# About this exercise
Your task is to transcribe the data exactly while omitting each picture.

# Material provided
━━━━━━

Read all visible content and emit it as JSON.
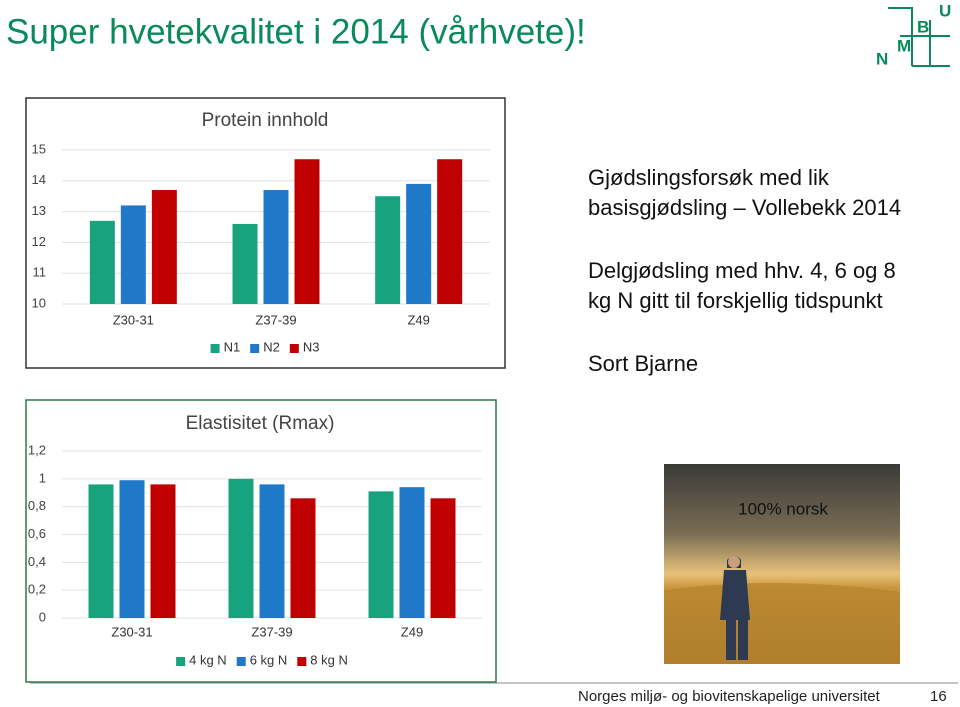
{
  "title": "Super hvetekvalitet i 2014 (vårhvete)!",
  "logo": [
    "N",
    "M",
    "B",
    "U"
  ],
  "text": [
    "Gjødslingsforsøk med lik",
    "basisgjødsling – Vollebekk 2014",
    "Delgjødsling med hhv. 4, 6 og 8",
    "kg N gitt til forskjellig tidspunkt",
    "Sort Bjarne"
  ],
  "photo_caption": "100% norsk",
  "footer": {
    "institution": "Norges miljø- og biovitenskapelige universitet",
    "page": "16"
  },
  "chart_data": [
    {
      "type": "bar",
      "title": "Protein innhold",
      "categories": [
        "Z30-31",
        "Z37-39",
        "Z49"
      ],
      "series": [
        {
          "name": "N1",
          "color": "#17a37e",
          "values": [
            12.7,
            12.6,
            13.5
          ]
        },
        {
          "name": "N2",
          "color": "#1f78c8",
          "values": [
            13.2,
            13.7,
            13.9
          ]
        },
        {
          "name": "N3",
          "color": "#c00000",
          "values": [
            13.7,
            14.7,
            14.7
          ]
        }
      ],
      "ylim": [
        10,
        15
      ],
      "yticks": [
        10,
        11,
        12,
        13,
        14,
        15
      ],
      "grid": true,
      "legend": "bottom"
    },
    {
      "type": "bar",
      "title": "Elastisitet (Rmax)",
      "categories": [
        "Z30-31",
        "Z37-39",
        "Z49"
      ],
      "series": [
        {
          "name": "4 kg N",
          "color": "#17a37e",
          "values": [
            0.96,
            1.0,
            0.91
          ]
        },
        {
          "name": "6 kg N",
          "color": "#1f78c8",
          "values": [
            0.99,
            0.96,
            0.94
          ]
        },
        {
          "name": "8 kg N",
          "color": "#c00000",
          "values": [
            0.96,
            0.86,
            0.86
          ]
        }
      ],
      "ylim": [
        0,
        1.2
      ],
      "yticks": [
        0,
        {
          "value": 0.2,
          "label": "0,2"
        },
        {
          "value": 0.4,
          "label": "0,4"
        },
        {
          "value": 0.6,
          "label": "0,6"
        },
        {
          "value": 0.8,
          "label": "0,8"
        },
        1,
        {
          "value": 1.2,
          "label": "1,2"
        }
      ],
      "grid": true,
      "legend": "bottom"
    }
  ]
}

━━━━━━

# Response to this task
Read all visible content and emit it as JSON.
{
  "title": "Super hvetekvalitet i 2014 (vårhvete)!",
  "logo": [
    "N",
    "M",
    "B",
    "U"
  ],
  "text": [
    "Gjødslingsforsøk med lik",
    "basisgjødsling – Vollebekk 2014",
    "Delgjødsling med hhv. 4, 6 og 8",
    "kg N gitt til forskjellig tidspunkt",
    "Sort Bjarne"
  ],
  "photo_caption": "100% norsk",
  "footer": {
    "institution": "Norges miljø- og biovitenskapelige universitet",
    "page": "16"
  },
  "chart_data": [
    {
      "type": "bar",
      "title": "Protein innhold",
      "categories": [
        "Z30-31",
        "Z37-39",
        "Z49"
      ],
      "series": [
        {
          "name": "N1",
          "color": "#17a37e",
          "values": [
            12.7,
            12.6,
            13.5
          ]
        },
        {
          "name": "N2",
          "color": "#1f78c8",
          "values": [
            13.2,
            13.7,
            13.9
          ]
        },
        {
          "name": "N3",
          "color": "#c00000",
          "values": [
            13.7,
            14.7,
            14.7
          ]
        }
      ],
      "ylim": [
        10,
        15
      ],
      "yticks": [
        10,
        11,
        12,
        13,
        14,
        15
      ],
      "grid": true,
      "legend": "bottom"
    },
    {
      "type": "bar",
      "title": "Elastisitet (Rmax)",
      "categories": [
        "Z30-31",
        "Z37-39",
        "Z49"
      ],
      "series": [
        {
          "name": "4 kg N",
          "color": "#17a37e",
          "values": [
            0.96,
            1.0,
            0.91
          ]
        },
        {
          "name": "6 kg N",
          "color": "#1f78c8",
          "values": [
            0.99,
            0.96,
            0.94
          ]
        },
        {
          "name": "8 kg N",
          "color": "#c00000",
          "values": [
            0.96,
            0.86,
            0.86
          ]
        }
      ],
      "ylim": [
        0,
        1.2
      ],
      "yticks": [
        0,
        {
          "value": 0.2,
          "label": "0,2"
        },
        {
          "value": 0.4,
          "label": "0,4"
        },
        {
          "value": 0.6,
          "label": "0,6"
        },
        {
          "value": 0.8,
          "label": "0,8"
        },
        1,
        {
          "value": 1.2,
          "label": "1,2"
        }
      ],
      "grid": true,
      "legend": "bottom"
    }
  ]
}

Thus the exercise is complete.